-- TASK INPUTS --
* * * * *

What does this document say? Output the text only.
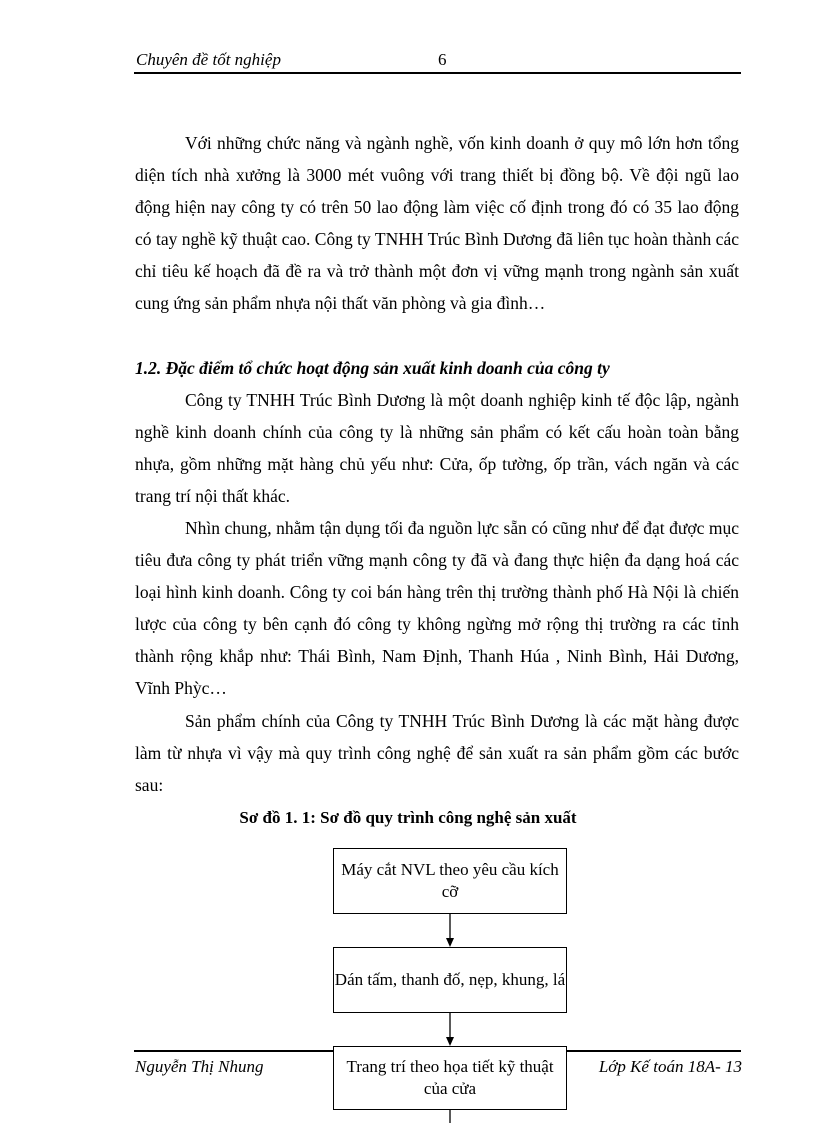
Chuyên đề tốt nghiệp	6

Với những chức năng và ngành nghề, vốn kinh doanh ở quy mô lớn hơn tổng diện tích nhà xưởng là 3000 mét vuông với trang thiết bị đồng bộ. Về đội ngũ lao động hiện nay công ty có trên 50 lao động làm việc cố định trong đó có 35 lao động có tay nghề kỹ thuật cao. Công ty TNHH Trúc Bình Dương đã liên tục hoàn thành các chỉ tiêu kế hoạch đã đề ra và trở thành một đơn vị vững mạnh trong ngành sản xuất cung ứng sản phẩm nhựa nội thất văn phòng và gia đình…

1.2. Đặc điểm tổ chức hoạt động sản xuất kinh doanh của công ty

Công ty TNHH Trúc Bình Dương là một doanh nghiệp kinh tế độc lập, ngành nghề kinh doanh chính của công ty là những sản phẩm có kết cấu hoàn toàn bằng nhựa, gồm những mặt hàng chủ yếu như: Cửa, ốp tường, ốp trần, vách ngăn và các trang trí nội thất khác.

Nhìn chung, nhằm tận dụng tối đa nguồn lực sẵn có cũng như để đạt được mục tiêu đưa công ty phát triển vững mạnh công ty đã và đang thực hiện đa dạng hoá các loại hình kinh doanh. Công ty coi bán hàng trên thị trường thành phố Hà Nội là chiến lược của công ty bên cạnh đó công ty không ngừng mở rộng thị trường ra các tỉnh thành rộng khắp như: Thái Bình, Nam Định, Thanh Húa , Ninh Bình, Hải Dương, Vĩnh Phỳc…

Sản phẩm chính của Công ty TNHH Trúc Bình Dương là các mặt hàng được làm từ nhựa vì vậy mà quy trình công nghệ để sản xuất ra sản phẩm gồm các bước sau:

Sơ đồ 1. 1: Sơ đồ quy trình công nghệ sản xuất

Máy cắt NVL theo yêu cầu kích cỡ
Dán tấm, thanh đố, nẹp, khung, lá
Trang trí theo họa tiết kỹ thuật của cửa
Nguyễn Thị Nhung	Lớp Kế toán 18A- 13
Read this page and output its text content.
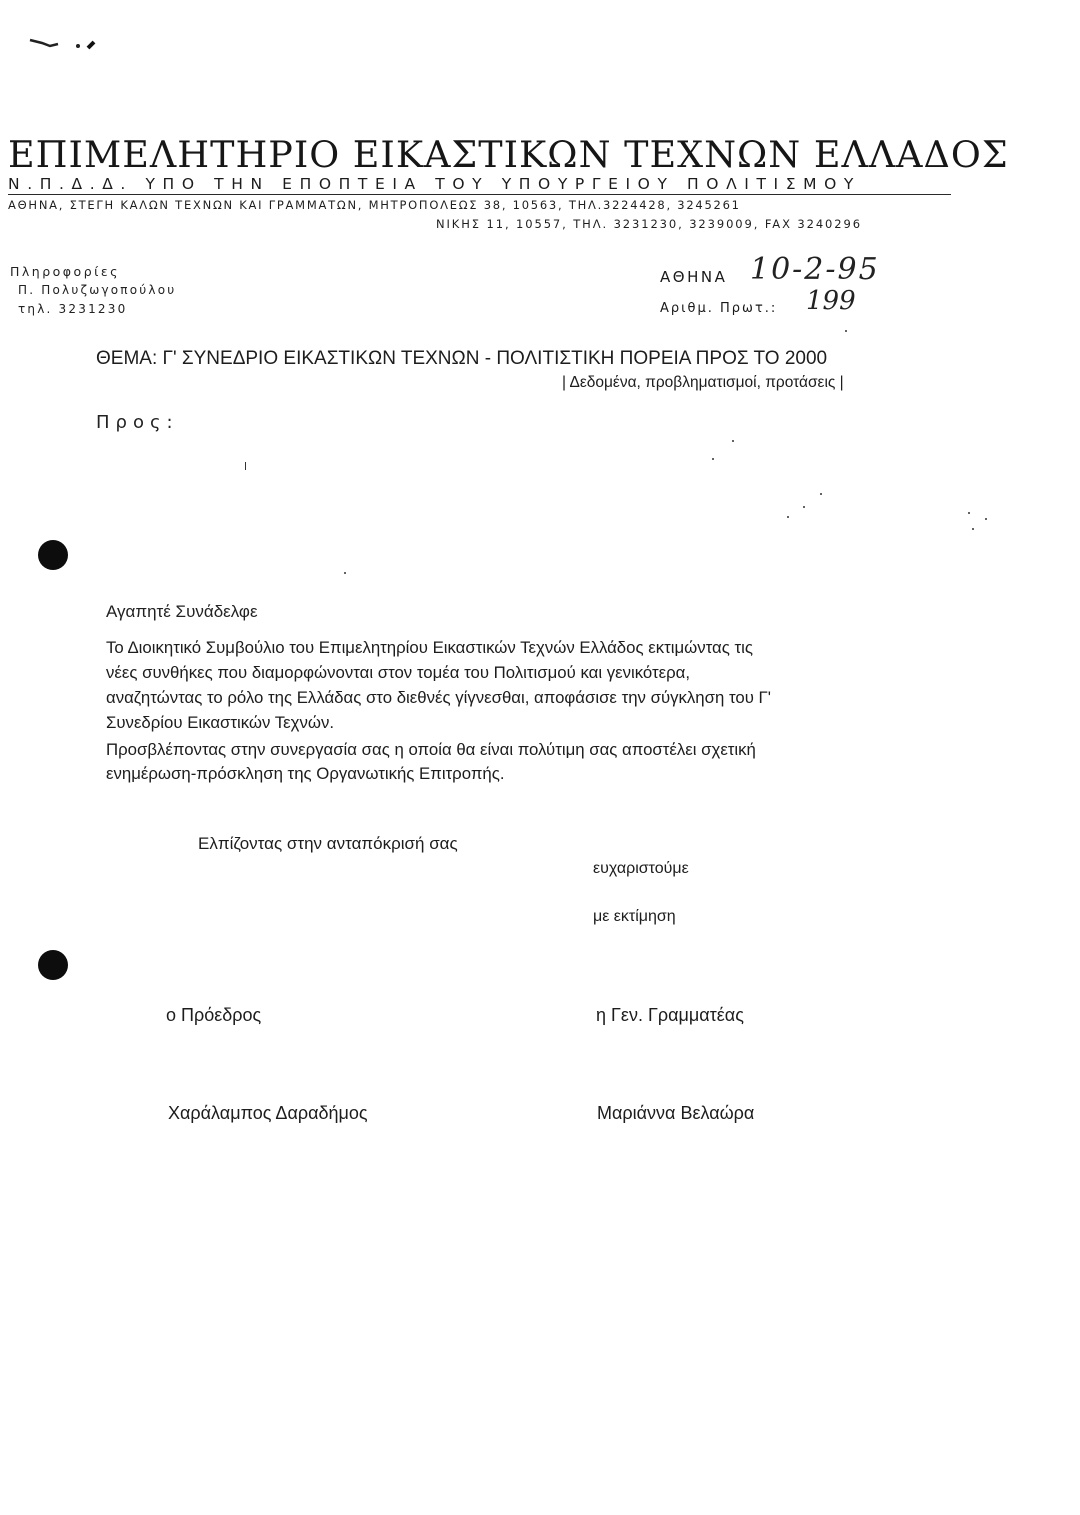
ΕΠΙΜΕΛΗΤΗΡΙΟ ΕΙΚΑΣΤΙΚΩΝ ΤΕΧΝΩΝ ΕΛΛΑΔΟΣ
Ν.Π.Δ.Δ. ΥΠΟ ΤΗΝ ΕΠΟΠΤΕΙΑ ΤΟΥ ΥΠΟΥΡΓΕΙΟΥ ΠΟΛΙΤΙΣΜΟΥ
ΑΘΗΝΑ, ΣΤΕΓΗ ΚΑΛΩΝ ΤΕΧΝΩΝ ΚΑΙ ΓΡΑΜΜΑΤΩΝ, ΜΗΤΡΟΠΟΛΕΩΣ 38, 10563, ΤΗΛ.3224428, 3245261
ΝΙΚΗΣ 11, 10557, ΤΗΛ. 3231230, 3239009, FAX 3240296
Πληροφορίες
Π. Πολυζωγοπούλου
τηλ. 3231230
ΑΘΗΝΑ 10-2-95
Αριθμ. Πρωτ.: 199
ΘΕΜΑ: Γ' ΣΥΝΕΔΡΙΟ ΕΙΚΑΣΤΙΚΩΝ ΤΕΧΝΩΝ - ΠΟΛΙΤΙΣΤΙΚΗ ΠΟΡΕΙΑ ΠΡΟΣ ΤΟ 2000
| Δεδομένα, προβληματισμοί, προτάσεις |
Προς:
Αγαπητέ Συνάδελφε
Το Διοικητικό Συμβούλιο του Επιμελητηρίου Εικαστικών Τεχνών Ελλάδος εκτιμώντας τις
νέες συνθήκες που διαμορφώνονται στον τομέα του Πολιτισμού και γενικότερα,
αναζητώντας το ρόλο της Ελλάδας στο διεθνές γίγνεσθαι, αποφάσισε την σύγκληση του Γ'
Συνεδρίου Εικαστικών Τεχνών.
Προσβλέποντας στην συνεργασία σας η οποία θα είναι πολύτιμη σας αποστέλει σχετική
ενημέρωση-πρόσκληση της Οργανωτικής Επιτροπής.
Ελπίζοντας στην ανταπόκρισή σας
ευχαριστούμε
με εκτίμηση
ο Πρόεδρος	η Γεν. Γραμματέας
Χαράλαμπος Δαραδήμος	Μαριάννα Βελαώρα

* * * * *

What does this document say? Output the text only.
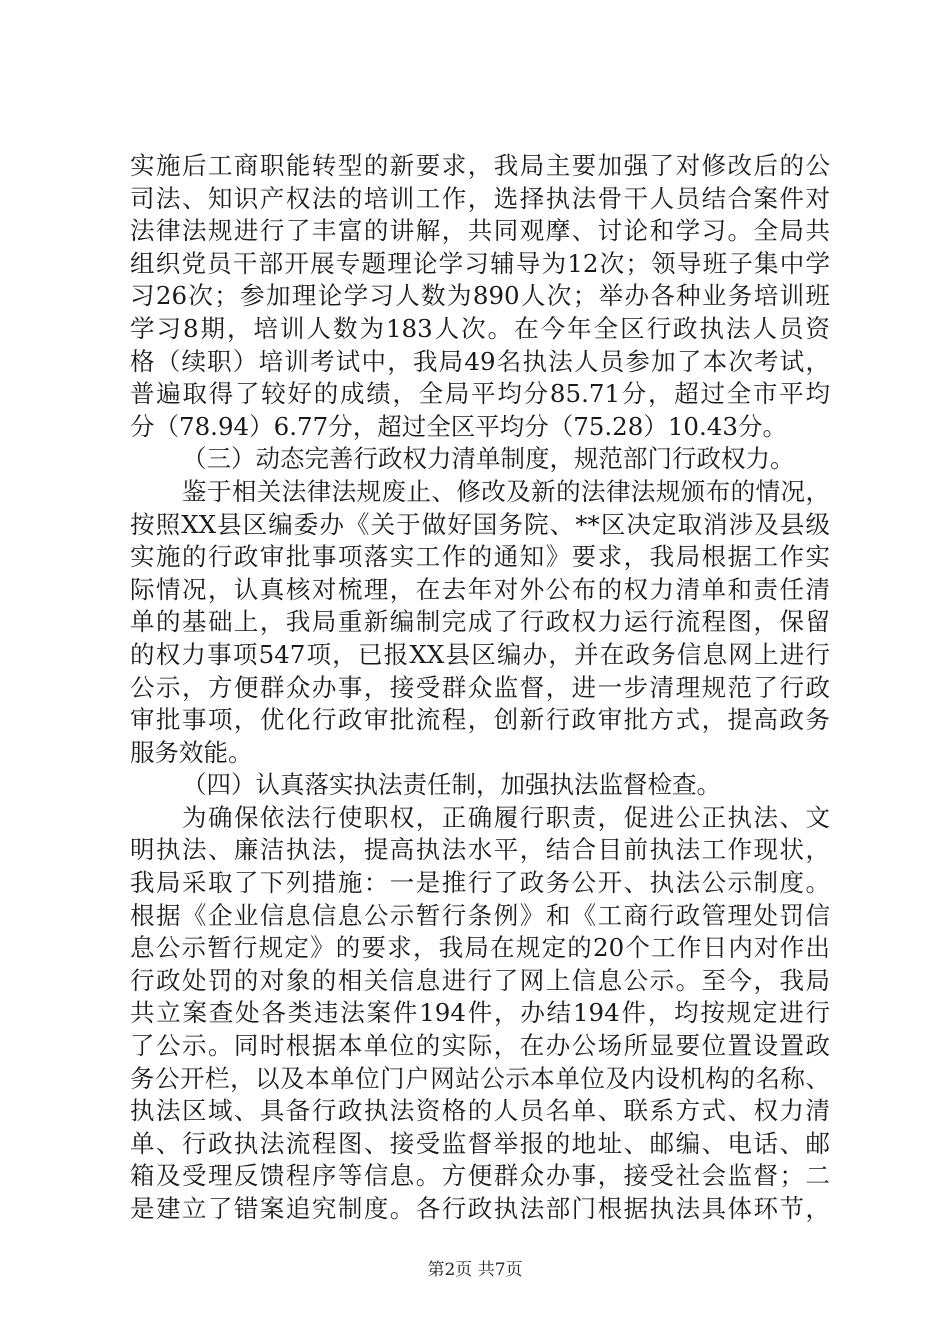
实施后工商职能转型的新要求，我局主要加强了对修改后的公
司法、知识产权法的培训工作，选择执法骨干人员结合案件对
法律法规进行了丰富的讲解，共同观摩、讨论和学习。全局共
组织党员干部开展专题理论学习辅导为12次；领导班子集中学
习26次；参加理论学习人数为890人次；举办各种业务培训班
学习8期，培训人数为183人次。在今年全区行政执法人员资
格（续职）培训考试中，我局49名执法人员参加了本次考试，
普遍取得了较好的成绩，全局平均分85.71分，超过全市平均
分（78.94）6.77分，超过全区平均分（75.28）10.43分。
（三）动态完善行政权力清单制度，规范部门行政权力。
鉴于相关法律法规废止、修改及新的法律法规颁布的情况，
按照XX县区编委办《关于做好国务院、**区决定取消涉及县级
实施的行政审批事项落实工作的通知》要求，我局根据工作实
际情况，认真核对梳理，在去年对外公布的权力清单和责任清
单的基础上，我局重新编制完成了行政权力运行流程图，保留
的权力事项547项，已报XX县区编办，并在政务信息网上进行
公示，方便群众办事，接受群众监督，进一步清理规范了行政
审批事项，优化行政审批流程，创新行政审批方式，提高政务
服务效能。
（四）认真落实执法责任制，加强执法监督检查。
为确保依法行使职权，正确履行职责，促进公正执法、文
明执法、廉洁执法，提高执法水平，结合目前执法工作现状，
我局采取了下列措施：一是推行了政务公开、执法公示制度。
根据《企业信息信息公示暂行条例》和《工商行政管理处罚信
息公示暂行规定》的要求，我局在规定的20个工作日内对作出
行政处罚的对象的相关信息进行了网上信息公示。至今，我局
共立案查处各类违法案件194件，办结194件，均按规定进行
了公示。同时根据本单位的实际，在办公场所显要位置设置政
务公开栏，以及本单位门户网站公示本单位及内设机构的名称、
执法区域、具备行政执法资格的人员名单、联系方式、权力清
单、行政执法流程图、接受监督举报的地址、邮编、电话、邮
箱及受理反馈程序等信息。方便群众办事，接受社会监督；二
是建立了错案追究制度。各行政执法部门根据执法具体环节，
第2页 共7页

* * * * *

-- STATED EXERCISE --
For each line of the entries that includes "στην", show that line.

-- ANSWER BELOW --
Προσβλέποντας στην συνεργασία σας η οποία θα είναι πολύτιμη σας αποστέλει σχετική
Ελπίζοντας στην ανταπόκρισή σας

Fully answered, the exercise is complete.